__SOURCE TEXT__:

────

In a lifetime of things that never were, and will never be, we have the moments that are.

And it is there that I want to live. In the mundane. In the infinitely infinitesimal. In the seeming insignificance of every precious moment of the day, basking in the permanence of love.

The higher I get, the more I find myself there. And while pot isn’t a prerequisite to reach this plane, it helps.

There was a time when I felt differently.

“We can’t do this forever,” I would say in the early years of our relationship, emerging from a cloud of bong smoke with hazy ideals of what the future would hold.

We’d go through a stoner phase, I assumed, and eventually transition to alcohol as our sole vice. “Like normals,” I’d joke. But life, with all of its messes and irritations and banalities, kept getting in the way.

Where that extra glass of wine amplified my aggravation at another hellish bedtime routine, a puff from the banana made me want the evening to last forever.

I had no better place to be than snugggled in a Dora the Explorer bed, illuminated by the soft, pink flower light, singing “Hey Jude” to my bad sleeper, until her leg, always pretzeled across my body, twitched with the first stages of sleep.

Weeknight dinners didn’t feel like chores when I had my husband’s company in the kitchen, serenading me with Lil Wayne and making the accompanying gravy for Thai chicken cucumber boats.

And I saw my life, bogged down with all of its routines and monotonies, in full splendor.

Shortly after my first was born, I asked a family friend, whose own girls were long past the ages of diapers and bottles and onesies, if the days would always feel so long, if the monotony would ever end.

“The days go slow,” she agreed. “But the years go fast.”

I felt the weight of this wisdom this fall, standing at the bus stop, waving goodbye to my new kindergartner as the tears streamed down my face.

How did we get here, already, I wondered, and how fast will the journey be?

Brushing the curls off her face that night, deep in my stoner reveries, the soft weight of her leg draped over my own, it didn’t matter. In the bed beside her were my two other loves, the little one fast asleep, her small arms entwined with her father’s.

The meaning of life was before me, as it always is. In the mundane. In the infinitely infinitesimal. In the permanence of love.

────

__EXTRACTED RECORDS__:
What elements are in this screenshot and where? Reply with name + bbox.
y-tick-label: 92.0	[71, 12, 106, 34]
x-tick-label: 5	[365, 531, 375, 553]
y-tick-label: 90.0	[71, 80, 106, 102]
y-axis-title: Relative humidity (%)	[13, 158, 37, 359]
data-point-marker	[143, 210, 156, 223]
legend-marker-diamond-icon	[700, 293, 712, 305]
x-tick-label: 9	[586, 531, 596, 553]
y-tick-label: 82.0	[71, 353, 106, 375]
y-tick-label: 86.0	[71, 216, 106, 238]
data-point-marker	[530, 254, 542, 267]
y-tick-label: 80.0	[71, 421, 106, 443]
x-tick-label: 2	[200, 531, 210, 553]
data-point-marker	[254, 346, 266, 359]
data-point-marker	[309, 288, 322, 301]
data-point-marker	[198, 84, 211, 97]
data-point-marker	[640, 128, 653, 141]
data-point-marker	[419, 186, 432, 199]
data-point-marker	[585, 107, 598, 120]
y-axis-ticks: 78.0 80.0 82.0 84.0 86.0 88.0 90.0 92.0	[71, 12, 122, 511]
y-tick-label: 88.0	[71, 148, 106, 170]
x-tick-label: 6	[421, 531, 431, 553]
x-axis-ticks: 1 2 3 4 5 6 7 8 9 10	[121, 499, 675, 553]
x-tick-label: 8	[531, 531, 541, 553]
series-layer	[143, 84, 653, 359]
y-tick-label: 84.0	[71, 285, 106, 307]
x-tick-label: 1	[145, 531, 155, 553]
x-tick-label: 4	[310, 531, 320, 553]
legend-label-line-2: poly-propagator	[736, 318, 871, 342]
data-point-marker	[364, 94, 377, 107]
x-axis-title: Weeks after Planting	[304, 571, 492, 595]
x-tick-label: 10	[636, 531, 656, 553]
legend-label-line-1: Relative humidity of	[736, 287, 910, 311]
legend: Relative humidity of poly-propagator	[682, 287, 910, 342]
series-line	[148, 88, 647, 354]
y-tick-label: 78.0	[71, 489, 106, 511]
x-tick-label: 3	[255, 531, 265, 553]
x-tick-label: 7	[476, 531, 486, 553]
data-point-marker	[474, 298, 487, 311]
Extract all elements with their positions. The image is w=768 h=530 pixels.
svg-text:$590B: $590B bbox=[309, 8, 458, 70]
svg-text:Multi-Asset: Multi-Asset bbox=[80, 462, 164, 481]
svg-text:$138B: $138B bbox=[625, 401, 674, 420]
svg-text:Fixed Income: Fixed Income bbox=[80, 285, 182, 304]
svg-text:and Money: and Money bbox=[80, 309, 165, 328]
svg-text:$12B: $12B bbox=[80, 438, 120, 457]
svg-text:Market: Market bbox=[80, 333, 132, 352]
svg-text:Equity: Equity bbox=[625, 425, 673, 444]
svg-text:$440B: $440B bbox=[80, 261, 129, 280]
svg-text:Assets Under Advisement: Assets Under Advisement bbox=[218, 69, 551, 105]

────

__WHAT IS ASKED__: Condense the paragraph of the essay that begins "Shortly after my first was born" into one shorter sentence that keeps its main facts. The records have nothing to do with the essay.

__ANSWER FOR THIS EXERCISE__: Soon after my first was born, I asked a family friend whose girls were long past the baby stage whether the days would always feel so long and the monotony would ever end.